Records:
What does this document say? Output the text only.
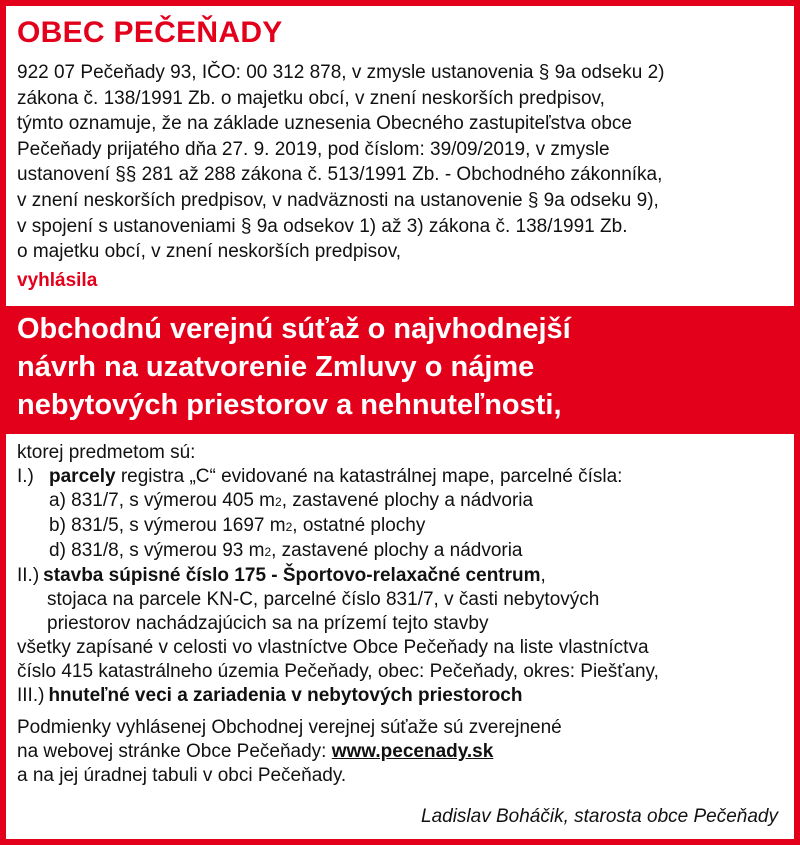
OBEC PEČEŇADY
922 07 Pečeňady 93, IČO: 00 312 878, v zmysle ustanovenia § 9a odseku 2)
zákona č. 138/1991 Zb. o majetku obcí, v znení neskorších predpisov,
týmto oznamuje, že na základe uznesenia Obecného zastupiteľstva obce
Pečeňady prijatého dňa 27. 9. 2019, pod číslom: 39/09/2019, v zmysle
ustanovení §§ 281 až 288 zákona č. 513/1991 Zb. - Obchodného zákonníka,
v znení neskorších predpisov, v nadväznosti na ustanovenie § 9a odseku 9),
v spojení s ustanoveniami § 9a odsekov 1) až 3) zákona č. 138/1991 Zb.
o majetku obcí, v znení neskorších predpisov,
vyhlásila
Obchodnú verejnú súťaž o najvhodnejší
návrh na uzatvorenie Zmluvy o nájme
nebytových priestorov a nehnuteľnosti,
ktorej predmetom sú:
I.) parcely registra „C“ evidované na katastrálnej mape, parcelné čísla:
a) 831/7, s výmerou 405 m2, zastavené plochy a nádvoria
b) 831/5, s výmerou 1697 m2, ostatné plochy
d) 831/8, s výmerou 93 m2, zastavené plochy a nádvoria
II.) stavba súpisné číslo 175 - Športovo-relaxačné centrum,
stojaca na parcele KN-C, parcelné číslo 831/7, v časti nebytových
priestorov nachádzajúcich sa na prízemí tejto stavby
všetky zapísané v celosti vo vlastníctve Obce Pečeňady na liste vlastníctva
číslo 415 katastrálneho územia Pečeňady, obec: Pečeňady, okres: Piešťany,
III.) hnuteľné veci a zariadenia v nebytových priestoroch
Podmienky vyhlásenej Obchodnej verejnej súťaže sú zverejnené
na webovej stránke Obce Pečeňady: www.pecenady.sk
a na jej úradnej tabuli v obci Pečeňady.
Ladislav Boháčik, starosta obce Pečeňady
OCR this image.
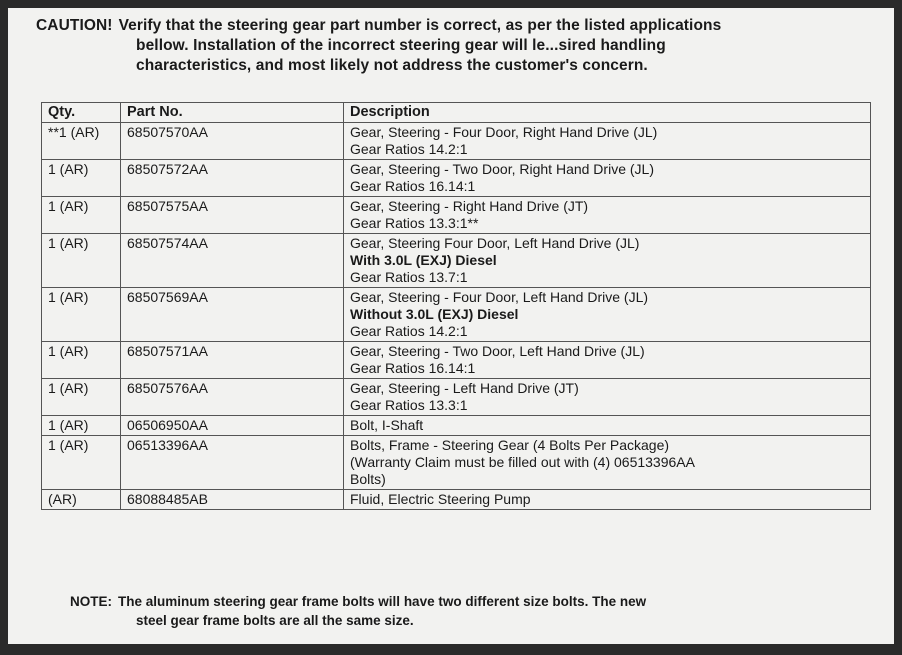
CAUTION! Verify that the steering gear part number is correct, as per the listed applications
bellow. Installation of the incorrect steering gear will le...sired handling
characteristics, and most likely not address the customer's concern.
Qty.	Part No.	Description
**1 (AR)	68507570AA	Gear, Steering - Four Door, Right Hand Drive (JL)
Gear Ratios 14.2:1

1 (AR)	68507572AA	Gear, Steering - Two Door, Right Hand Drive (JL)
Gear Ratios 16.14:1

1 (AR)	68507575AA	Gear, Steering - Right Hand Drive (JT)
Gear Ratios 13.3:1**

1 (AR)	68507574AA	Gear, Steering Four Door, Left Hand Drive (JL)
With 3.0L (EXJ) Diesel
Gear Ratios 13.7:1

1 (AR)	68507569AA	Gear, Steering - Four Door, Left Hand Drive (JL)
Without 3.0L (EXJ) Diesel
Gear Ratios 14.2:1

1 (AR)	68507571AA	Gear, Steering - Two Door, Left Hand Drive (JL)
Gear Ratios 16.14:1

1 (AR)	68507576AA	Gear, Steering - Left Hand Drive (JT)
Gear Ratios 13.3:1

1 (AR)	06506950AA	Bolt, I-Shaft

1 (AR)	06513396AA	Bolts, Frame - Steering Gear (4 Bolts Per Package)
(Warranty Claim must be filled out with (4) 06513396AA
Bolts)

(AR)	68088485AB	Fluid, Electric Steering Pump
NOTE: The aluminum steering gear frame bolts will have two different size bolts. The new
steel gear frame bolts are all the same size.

Task to carry out:
Each line holding "nádvoria" must be found and copied.

Solution to this exercise:
a) 831/7, s výmerou 405 m2, zastavené plochy a nádvoria
d) 831/8, s výmerou 93 m2, zastavené plochy a nádvoria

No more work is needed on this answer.